RECORDS FOR PROCESSING:
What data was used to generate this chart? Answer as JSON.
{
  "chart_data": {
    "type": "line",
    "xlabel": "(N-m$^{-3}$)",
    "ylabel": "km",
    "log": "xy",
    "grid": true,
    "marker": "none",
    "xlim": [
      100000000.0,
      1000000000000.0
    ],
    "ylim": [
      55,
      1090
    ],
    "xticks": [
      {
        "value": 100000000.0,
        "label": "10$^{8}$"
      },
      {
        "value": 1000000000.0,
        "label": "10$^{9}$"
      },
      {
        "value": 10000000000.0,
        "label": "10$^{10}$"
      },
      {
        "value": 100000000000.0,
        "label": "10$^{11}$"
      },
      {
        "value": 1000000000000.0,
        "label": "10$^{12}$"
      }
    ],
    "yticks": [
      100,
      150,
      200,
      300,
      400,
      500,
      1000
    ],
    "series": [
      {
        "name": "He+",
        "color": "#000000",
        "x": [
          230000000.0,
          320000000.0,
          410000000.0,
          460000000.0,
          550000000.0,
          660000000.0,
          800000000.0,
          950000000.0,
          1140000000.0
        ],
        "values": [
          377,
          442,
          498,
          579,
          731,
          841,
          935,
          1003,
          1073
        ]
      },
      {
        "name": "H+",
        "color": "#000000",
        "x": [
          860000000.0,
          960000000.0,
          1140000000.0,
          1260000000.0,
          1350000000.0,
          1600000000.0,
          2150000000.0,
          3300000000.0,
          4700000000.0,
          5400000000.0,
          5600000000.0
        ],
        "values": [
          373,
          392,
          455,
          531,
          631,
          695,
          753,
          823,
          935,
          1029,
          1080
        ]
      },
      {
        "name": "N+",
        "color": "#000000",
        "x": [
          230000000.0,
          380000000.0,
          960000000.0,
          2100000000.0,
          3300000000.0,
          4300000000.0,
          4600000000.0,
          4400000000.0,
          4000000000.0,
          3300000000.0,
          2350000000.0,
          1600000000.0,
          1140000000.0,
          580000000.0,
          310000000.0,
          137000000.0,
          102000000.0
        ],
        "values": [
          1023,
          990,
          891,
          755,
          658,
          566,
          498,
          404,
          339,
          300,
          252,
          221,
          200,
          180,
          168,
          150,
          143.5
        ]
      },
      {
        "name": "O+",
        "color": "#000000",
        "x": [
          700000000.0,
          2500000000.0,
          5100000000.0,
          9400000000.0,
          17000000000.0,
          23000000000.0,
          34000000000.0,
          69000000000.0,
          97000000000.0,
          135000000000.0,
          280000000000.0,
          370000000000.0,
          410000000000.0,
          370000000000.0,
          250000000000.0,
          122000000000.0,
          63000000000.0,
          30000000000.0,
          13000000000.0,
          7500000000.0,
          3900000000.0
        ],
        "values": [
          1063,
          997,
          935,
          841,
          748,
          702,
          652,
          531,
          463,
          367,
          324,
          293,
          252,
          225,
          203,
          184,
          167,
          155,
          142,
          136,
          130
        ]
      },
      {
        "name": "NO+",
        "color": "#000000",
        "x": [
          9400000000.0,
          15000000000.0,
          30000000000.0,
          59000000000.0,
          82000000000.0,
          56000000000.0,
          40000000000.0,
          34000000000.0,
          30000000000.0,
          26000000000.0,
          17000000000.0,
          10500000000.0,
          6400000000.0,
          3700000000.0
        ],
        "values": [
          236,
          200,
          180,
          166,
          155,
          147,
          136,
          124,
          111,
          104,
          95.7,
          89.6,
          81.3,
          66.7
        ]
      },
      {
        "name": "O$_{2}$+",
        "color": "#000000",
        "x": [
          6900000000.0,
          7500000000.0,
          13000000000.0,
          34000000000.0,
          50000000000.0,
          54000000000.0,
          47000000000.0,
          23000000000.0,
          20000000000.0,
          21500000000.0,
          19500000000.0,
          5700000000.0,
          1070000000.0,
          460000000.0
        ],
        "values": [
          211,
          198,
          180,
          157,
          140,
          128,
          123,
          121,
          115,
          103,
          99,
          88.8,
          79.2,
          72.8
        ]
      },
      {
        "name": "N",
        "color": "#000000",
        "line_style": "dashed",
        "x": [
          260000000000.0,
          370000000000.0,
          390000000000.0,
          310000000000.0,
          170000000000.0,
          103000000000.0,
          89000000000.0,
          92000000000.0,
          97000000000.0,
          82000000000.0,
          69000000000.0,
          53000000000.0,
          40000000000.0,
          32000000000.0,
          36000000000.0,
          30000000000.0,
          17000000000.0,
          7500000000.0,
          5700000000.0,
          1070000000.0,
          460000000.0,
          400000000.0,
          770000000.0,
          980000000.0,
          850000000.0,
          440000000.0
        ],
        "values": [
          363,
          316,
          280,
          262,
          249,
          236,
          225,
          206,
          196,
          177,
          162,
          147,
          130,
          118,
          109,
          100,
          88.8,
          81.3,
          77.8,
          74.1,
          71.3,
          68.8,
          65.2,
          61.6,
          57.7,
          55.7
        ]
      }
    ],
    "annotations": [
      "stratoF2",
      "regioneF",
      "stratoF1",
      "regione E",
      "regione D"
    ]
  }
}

STATED GOAL:
Take the entries and copy them out exactly.

WRITTEN REPLY:
What data was used to generate this chart? Answer as JSON.
{
  "chart_data": {
    "type": "line",
    "xlabel": "(N-m$^{-3}$)",
    "ylabel": "km",
    "log": "xy",
    "grid": true,
    "marker": "none",
    "xlim": [
      100000000.0,
      1000000000000.0
    ],
    "ylim": [
      55,
      1090
    ],
    "xticks": [
      {
        "value": 100000000.0,
        "label": "10$^{8}$"
      },
      {
        "value": 1000000000.0,
        "label": "10$^{9}$"
      },
      {
        "value": 10000000000.0,
        "label": "10$^{10}$"
      },
      {
        "value": 100000000000.0,
        "label": "10$^{11}$"
      },
      {
        "value": 1000000000000.0,
        "label": "10$^{12}$"
      }
    ],
    "yticks": [
      100,
      150,
      200,
      300,
      400,
      500,
      1000
    ],
    "series": [
      {
        "name": "He+",
        "color": "#000000",
        "x": [
          230000000.0,
          320000000.0,
          410000000.0,
          460000000.0,
          550000000.0,
          660000000.0,
          800000000.0,
          950000000.0,
          1140000000.0
        ],
        "values": [
          377,
          442,
          498,
          579,
          731,
          841,
          935,
          1003,
          1073
        ]
      },
      {
        "name": "H+",
        "color": "#000000",
        "x": [
          860000000.0,
          960000000.0,
          1140000000.0,
          1260000000.0,
          1350000000.0,
          1600000000.0,
          2150000000.0,
          3300000000.0,
          4700000000.0,
          5400000000.0,
          5600000000.0
        ],
        "values": [
          373,
          392,
          455,
          531,
          631,
          695,
          753,
          823,
          935,
          1029,
          1080
        ]
      },
      {
        "name": "N+",
        "color": "#000000",
        "x": [
          230000000.0,
          380000000.0,
          960000000.0,
          2100000000.0,
          3300000000.0,
          4300000000.0,
          4600000000.0,
          4400000000.0,
          4000000000.0,
          3300000000.0,
          2350000000.0,
          1600000000.0,
          1140000000.0,
          580000000.0,
          310000000.0,
          137000000.0,
          102000000.0
        ],
        "values": [
          1023,
          990,
          891,
          755,
          658,
          566,
          498,
          404,
          339,
          300,
          252,
          221,
          200,
          180,
          168,
          150,
          143.5
        ]
      },
      {
        "name": "O+",
        "color": "#000000",
        "x": [
          700000000.0,
          2500000000.0,
          5100000000.0,
          9400000000.0,
          17000000000.0,
          23000000000.0,
          34000000000.0,
          69000000000.0,
          97000000000.0,
          135000000000.0,
          280000000000.0,
          370000000000.0,
          410000000000.0,
          370000000000.0,
          250000000000.0,
          122000000000.0,
          63000000000.0,
          30000000000.0,
          13000000000.0,
          7500000000.0,
          3900000000.0
        ],
        "values": [
          1063,
          997,
          935,
          841,
          748,
          702,
          652,
          531,
          463,
          367,
          324,
          293,
          252,
          225,
          203,
          184,
          167,
          155,
          142,
          136,
          130
        ]
      },
      {
        "name": "NO+",
        "color": "#000000",
        "x": [
          9400000000.0,
          15000000000.0,
          30000000000.0,
          59000000000.0,
          82000000000.0,
          56000000000.0,
          40000000000.0,
          34000000000.0,
          30000000000.0,
          26000000000.0,
          17000000000.0,
          10500000000.0,
          6400000000.0,
          3700000000.0
        ],
        "values": [
          236,
          200,
          180,
          166,
          155,
          147,
          136,
          124,
          111,
          104,
          95.7,
          89.6,
          81.3,
          66.7
        ]
      },
      {
        "name": "O$_{2}$+",
        "color": "#000000",
        "x": [
          6900000000.0,
          7500000000.0,
          13000000000.0,
          34000000000.0,
          50000000000.0,
          54000000000.0,
          47000000000.0,
          23000000000.0,
          20000000000.0,
          21500000000.0,
          19500000000.0,
          5700000000.0,
          1070000000.0,
          460000000.0
        ],
        "values": [
          211,
          198,
          180,
          157,
          140,
          128,
          123,
          121,
          115,
          103,
          99,
          88.8,
          79.2,
          72.8
        ]
      },
      {
        "name": "N",
        "color": "#000000",
        "line_style": "dashed",
        "x": [
          260000000000.0,
          370000000000.0,
          390000000000.0,
          310000000000.0,
          170000000000.0,
          103000000000.0,
          89000000000.0,
          92000000000.0,
          97000000000.0,
          82000000000.0,
          69000000000.0,
          53000000000.0,
          40000000000.0,
          32000000000.0,
          36000000000.0,
          30000000000.0,
          17000000000.0,
          7500000000.0,
          5700000000.0,
          1070000000.0,
          460000000.0,
          400000000.0,
          770000000.0,
          980000000.0,
          850000000.0,
          440000000.0
        ],
        "values": [
          363,
          316,
          280,
          262,
          249,
          236,
          225,
          206,
          196,
          177,
          162,
          147,
          130,
          118,
          109,
          100,
          88.8,
          81.3,
          77.8,
          74.1,
          71.3,
          68.8,
          65.2,
          61.6,
          57.7,
          55.7
        ]
      }
    ],
    "annotations": [
      "stratoF2",
      "regioneF",
      "stratoF1",
      "regione E",
      "regione D"
    ]
  }
}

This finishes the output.